EXTRAIT DU TEXTE.
Concept forgé autour des notions d'auto-dérision, de plaisanterie autour du désespoir, d'éloge des figures dantesque que sont la mère juive ou l'idiot du shtetl: disons qu'au final la définition en est tellement large qu'il serait presque possible de bâtir un recueil de toutes les blagues du monde toutes provenances confondues, de changer les noms des différents protagonistes en Cohen, Lévy, Bensoussan ou Berenstein, de titrer "Humour juif" sur la première de couverture et de vendre ça à des milliers d'exemplaires.
Oui, je sais, Marc-Alain Ouaknin ne s'en est pas privé, il a d'ailleurs poussé l'audace jusqu'à commettre le crime deux fois: il y a désormais sur le marché deux bibles de l'humour juif.
Si ça c'est pas une preuve du talent millénaire des juifs pour les affaires, je me demande ce que c'est...
Bref, donc l'idée, c'est d'essayer de revenir à la véritable source de l'humour juif, c'est à dire le Talmud. C'est là que sont consignées discussions enflammées, parfois loufoques, parfois étranges, souvent sans pitié pour l'adversaire intellectuel et toujours en prenant bien soin de mettre à distance tout pathos ou tragique. Avec un moyen formidable: l'humour (juif, le vrai).

RELEVÉS PRÉSENTÉS.
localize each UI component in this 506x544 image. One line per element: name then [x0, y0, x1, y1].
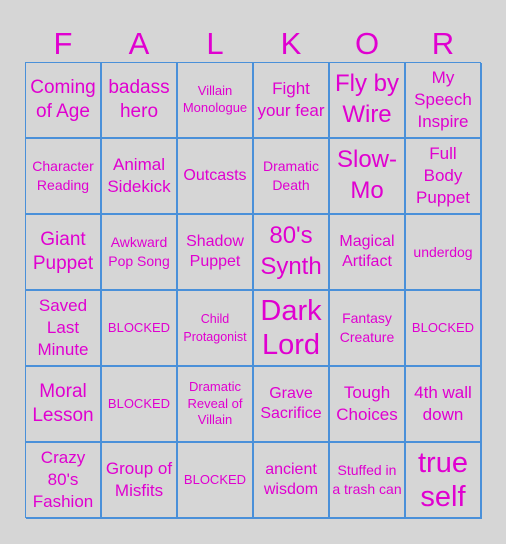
title-letter: F [53, 25, 73, 61]
cell-label: true self [418, 446, 468, 513]
title-letter: L [206, 25, 224, 61]
cell-label: BLOCKED [183, 471, 247, 487]
cell-label: Child Protagonist [183, 311, 247, 344]
bingo-cell[interactable]: Dramatic Reveal of Villain [178, 367, 254, 443]
cell-label: Full Body Puppet [416, 143, 470, 208]
bingo-title-header: F A L K O R [25, 24, 481, 62]
bingo-cell[interactable]: badass hero [102, 63, 178, 139]
cell-label: Moral Lesson [32, 381, 94, 426]
cell-label: Fight your fear [257, 78, 325, 120]
bingo-cell[interactable]: Saved Last Minute [26, 291, 102, 367]
title-letter: K [280, 25, 302, 61]
cell-label: Tough Choices [336, 382, 398, 424]
cell-label: Dark Lord [260, 294, 322, 361]
bingo-cell[interactable]: Slow-Mo [330, 139, 406, 215]
cell-label: Slow-Mo [336, 146, 397, 204]
bingo-cell[interactable]: My Speech Inspire [406, 63, 482, 139]
cell-label: Villain Monologue [182, 83, 248, 115]
bingo-cell[interactable]: Dramatic Death [254, 139, 330, 215]
bingo-cell[interactable]: Dark Lord [254, 291, 330, 367]
cell-label: ancient wisdom [263, 461, 319, 498]
bingo-cell[interactable]: Child Protagonist [178, 291, 254, 367]
bingo-cell[interactable]: Coming of Age [26, 63, 102, 139]
cell-label: BLOCKED [411, 319, 475, 335]
bingo-cell-blocked[interactable]: BLOCKED [178, 443, 254, 519]
bingo-cell[interactable]: Villain Monologue [178, 63, 254, 139]
cell-label: Group of Misfits [105, 458, 173, 500]
cell-label: Coming of Age [30, 77, 96, 122]
cell-label: Dramatic Reveal of Villain [187, 378, 243, 428]
bingo-cell-blocked[interactable]: BLOCKED [102, 367, 178, 443]
bingo-cell[interactable]: Moral Lesson [26, 367, 102, 443]
title-letter: A [128, 25, 150, 61]
cell-label: Grave Sacrifice [260, 385, 322, 422]
bingo-cell[interactable]: 80's Synth [254, 215, 330, 291]
cell-label: BLOCKED [107, 395, 171, 411]
title-letter: O [354, 25, 380, 61]
bingo-cell[interactable]: ancient wisdom [254, 443, 330, 519]
cell-label: badass hero [108, 77, 170, 122]
cell-label: Magical Artifact [339, 233, 395, 270]
cell-label: underdog [413, 243, 473, 260]
bingo-cell-blocked[interactable]: BLOCKED [102, 291, 178, 367]
cell-label: Outcasts [183, 167, 247, 184]
bingo-cell[interactable]: Awkward Pop Song [102, 215, 178, 291]
cell-label: Saved Last Minute [37, 295, 89, 360]
bingo-cell[interactable]: Crazy 80's Fashion [26, 443, 102, 519]
bingo-cell[interactable]: Fight your fear [254, 63, 330, 139]
bingo-cell[interactable]: Full Body Puppet [406, 139, 482, 215]
title-letter: R [431, 25, 455, 61]
cell-label: Animal Sidekick [107, 154, 171, 196]
bingo-cell[interactable]: Character Reading [26, 139, 102, 215]
bingo-cell[interactable]: Outcasts [178, 139, 254, 215]
cell-label: Fly by Wire [334, 70, 399, 128]
bingo-cell[interactable]: Grave Sacrifice [254, 367, 330, 443]
cell-label: Stuffed in a trash can [332, 462, 402, 497]
cell-label: Fantasy Creature [339, 310, 395, 345]
cell-label: 4th wall down [414, 382, 472, 424]
cell-label: BLOCKED [107, 319, 171, 335]
bingo-cell-blocked[interactable]: BLOCKED [406, 291, 482, 367]
bingo-cell[interactable]: Shadow Puppet [178, 215, 254, 291]
bingo-cell[interactable]: Giant Puppet [26, 215, 102, 291]
cell-label: Dramatic Death [262, 158, 319, 193]
cell-label: Shadow Puppet [186, 233, 244, 270]
bingo-cell[interactable]: Magical Artifact [330, 215, 406, 291]
cell-label: Awkward Pop Song [108, 234, 170, 269]
bingo-cell[interactable]: Tough Choices [330, 367, 406, 443]
cell-label: 80's Synth [260, 222, 322, 280]
bingo-cell[interactable]: Fly by Wire [330, 63, 406, 139]
bingo-cell[interactable]: Animal Sidekick [102, 139, 178, 215]
cell-label: Character Reading [32, 158, 94, 193]
bingo-cell[interactable]: Group of Misfits [102, 443, 178, 519]
bingo-cell[interactable]: Stuffed in a trash can [330, 443, 406, 519]
bingo-board: Coming of Age badass hero Villain Monolo… [25, 62, 482, 519]
cell-label: Crazy 80's Fashion [32, 447, 94, 512]
bingo-cell[interactable]: Fantasy Creature [330, 291, 406, 367]
cell-label: Giant Puppet [32, 229, 94, 274]
bingo-cell[interactable]: underdog [406, 215, 482, 291]
bingo-cell[interactable]: 4th wall down [406, 367, 482, 443]
cell-label: My Speech Inspire [414, 67, 472, 132]
bingo-cell[interactable]: true self [406, 443, 482, 519]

À COMPLÉTER.
(1) D'après l'extrait sur l'humour juif, dans quel ouvrage se trouve la véritable source de cet humour ?
(2) Prolongez l'extrait sur l'humour juif à partir de sa dernière phrase.

CORRIGÉ DES EXERCICES.
(1) Dans le Talmud.

(2)
Alors voici une petit blague, assez connue dans les milieux Yéchivistes, mais qui reflète bien une sorte d'humour juif dont les racines séculaires ont ensuite perduré.
Quelques éléments de traduction pour que tout le monde comprenne bien:
Havrouta = mode d'étude en Yéchiva qui s'apparent à un binôme: deux étudiants étudient régulièrement ensemble et s'affrontent sur l'interprétation à donner à un texte
Erouv = pour pouvoir passer outre l'interdiction de ne pas porter Chabbat, il est possible de contruire une barrière autour d'une ville pour faire de celle-ci une sorte de domaine privé dans lequel il sera possible de porter. Pour que le Erouv soit valide, il faut qu'il soit construit selon des règles précises et évidemment vérifié et validé par un Rav reconnu.
Quelqu'un qui porte à l'intérieur d'un Erouv validé par un Rav est donc "Somekh" sur ce Rav, c'est-à-dire qu'il accepte de s'appuyer sur la décision de ce Rav.
C'est donc l'histoire de deux étudiants fervents en Yéchiva, qui étudient en Havrouta (en binôme) depuis assez longtemps: Moché et Shlomo.
Un jour, Moché, très tourmenté, se tourne vers Shlomo:
"Shlomo, il faut que je t'avoue quelque chose.
- Ah bon, quoi Moché, c'est grave ?
- Oui, assez
- Vas-y, je t'écoute
- En fait Shlomo....je ne suis pas juif
- Quoi ?
- Bah oui, je ne suis pas juif
-Mais enfin Moché qu'est-ce que tu racontes ? Toi, Moché, le grand talmudiste, qui passe ses journées sur des pages de Guemara, tu n'es pas juif ?! Mais enfin, tu sais bien que ce que tu me racontes ne tient pas debout !
- Et pourquoi cela ?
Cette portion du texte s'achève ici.